Copy the lines holding the word "text", all of them.

================================

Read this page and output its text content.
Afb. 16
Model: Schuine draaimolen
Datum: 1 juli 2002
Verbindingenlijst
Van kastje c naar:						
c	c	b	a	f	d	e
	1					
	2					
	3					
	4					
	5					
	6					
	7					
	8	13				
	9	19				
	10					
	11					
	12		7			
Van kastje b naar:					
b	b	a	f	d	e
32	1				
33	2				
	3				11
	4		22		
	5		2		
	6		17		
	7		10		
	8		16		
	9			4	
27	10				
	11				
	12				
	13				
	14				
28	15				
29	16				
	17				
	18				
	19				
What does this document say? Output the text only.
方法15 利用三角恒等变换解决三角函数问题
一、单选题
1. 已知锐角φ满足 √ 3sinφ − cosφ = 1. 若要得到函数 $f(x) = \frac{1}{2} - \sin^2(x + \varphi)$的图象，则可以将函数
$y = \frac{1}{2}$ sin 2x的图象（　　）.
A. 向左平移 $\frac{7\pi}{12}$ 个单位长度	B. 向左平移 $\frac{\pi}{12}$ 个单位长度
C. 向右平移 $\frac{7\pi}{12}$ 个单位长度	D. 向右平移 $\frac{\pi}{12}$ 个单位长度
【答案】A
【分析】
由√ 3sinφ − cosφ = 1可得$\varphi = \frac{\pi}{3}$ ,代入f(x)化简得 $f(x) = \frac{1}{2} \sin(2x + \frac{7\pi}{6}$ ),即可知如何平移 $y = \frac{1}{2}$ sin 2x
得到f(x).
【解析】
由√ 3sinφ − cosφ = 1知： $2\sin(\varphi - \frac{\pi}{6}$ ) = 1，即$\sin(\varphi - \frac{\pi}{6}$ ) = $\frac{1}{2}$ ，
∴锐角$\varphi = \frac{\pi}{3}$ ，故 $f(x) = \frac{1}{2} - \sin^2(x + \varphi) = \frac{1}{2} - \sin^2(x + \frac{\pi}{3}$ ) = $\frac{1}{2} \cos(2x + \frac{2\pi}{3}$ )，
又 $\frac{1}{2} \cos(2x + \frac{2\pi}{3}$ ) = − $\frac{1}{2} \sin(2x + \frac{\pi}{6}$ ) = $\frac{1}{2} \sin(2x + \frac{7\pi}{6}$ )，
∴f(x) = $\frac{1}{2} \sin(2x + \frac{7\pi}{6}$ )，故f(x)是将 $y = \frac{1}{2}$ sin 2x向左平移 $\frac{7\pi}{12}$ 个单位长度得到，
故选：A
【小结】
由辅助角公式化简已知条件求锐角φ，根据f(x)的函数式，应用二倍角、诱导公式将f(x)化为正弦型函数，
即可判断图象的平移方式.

================================

Solution to this problem
Read this page and output its text content.
What does this document say? Output the text only.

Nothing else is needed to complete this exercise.